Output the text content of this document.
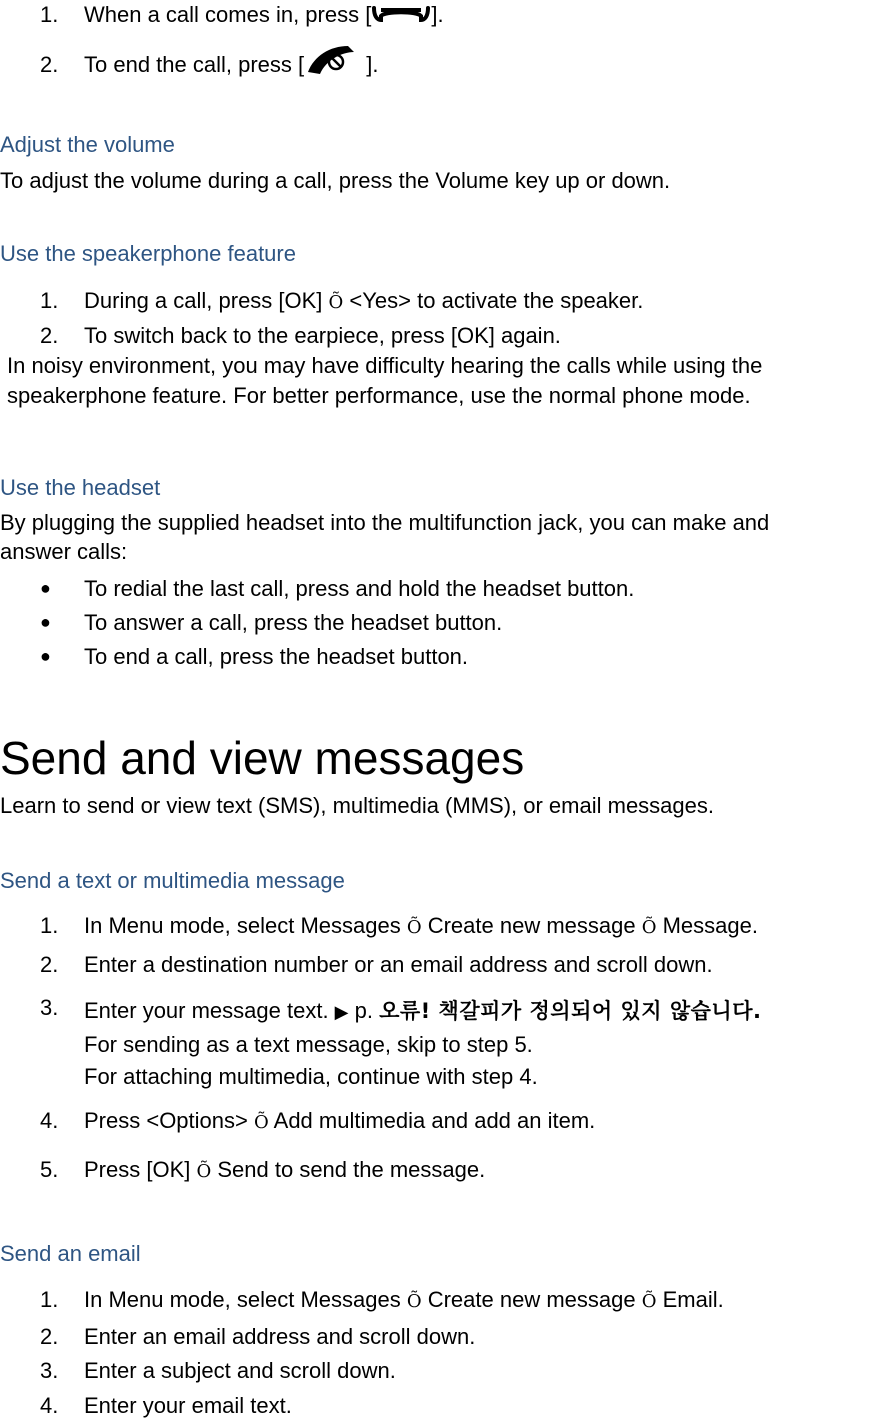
1. When a call comes in, press [	].
2. To end the call, press [	].
Adjust the volume
To adjust the volume during a call, press the Volume key up or down.
Use the speakerphone feature
1. During a call, press [OK] Õ <Yes> to activate the speaker.
2. To switch back to the earpiece, press [OK] again.
In noisy environment, you may have difficulty hearing the calls while using the
speakerphone feature. For better performance, use the normal phone mode.
Use the headset
By plugging the supplied headset into the multifunction jack, you can make and
answer calls:
● To redial the last call, press and hold the headset button.
● To answer a call, press the headset button.
● To end a call, press the headset button.
Send and view messages
Learn to send or view text (SMS), multimedia (MMS), or email messages.
Send a text or multimedia message
1. In Menu mode, select Messages Õ Create new message Õ Message.
2. Enter a destination number or an email address and scroll down.
3. Enter your message text. ▶ p. 오류! 책갈피가 정의되어 있지 않습니다.
For sending as a text message, skip to step 5.
For attaching multimedia, continue with step 4.
4. Press <Options> Õ Add multimedia and add an item.
5. Press [OK] Õ Send to send the message.
Send an email
1. In Menu mode, select Messages Õ Create new message Õ Email.
2. Enter an email address and scroll down.
3. Enter a subject and scroll down.
4. Enter your email text.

..........

GIVEN INSTRUCTION
From the listing above, copy every line that holds the string "scroll".

FULL SOLUTION
2. Enter a destination number or an email address and scroll down.
2. Enter an email address and scroll down.
3. Enter a subject and scroll down.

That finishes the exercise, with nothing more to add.